• _Given request_: Set down the material below in full, matching it exactly.

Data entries
--- Begin ---

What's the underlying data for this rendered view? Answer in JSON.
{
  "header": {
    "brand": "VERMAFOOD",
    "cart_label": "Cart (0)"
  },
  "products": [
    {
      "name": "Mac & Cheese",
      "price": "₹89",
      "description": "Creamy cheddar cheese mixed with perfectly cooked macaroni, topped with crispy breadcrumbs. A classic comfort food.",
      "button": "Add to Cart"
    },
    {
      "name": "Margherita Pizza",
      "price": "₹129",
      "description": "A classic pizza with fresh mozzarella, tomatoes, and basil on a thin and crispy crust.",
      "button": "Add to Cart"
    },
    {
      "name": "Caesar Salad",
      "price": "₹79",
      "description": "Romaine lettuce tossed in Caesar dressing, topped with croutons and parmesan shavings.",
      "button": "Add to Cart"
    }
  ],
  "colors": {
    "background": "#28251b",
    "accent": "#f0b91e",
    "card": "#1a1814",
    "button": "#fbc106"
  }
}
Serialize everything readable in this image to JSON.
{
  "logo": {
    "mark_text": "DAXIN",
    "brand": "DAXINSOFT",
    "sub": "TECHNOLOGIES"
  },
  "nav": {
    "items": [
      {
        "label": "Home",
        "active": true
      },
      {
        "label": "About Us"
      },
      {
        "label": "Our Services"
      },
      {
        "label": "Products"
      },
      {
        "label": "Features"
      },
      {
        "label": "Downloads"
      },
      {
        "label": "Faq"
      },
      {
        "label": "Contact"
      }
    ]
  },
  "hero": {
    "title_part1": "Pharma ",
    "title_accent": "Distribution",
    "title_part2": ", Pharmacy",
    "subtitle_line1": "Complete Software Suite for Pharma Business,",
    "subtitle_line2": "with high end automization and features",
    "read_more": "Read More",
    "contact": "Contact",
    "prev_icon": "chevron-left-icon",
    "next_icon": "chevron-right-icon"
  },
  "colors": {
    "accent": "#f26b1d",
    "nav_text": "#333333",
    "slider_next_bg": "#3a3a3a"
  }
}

--- End ---

• _Exercise solution_:
What's the underlying data for this rendered view? Answer in JSON.
{
  "header": {
    "brand": "VERMAFOOD",
    "cart_label": "Cart (0)"
  },
  "products": [
    {
      "name": "Mac & Cheese",
      "price": "₹89",
      "description": "Creamy cheddar cheese mixed with perfectly cooked macaroni, topped with crispy breadcrumbs. A classic comfort food.",
      "button": "Add to Cart"
    },
    {
      "name": "Margherita Pizza",
      "price": "₹129",
      "description": "A classic pizza with fresh mozzarella, tomatoes, and basil on a thin and crispy crust.",
      "button": "Add to Cart"
    },
    {
      "name": "Caesar Salad",
      "price": "₹79",
      "description": "Romaine lettuce tossed in Caesar dressing, topped with croutons and parmesan shavings.",
      "button": "Add to Cart"
    }
  ],
  "colors": {
    "background": "#28251b",
    "accent": "#f0b91e",
    "card": "#1a1814",
    "button": "#fbc106"
  }
}
Serialize everything readable in this image to JSON.
{
  "logo": {
    "mark_text": "DAXIN",
    "brand": "DAXINSOFT",
    "sub": "TECHNOLOGIES"
  },
  "nav": {
    "items": [
      {
        "label": "Home",
        "active": true
      },
      {
        "label": "About Us"
      },
      {
        "label": "Our Services"
      },
      {
        "label": "Products"
      },
      {
        "label": "Features"
      },
      {
        "label": "Downloads"
      },
      {
        "label": "Faq"
      },
      {
        "label": "Contact"
      }
    ]
  },
  "hero": {
    "title_part1": "Pharma ",
    "title_accent": "Distribution",
    "title_part2": ", Pharmacy",
    "subtitle_line1": "Complete Software Suite for Pharma Business,",
    "subtitle_line2": "with high end automization and features",
    "read_more": "Read More",
    "contact": "Contact",
    "prev_icon": "chevron-left-icon",
    "next_icon": "chevron-right-icon"
  },
  "colors": {
    "accent": "#f26b1d",
    "nav_text": "#333333",
    "slider_next_bg": "#3a3a3a"
  }
}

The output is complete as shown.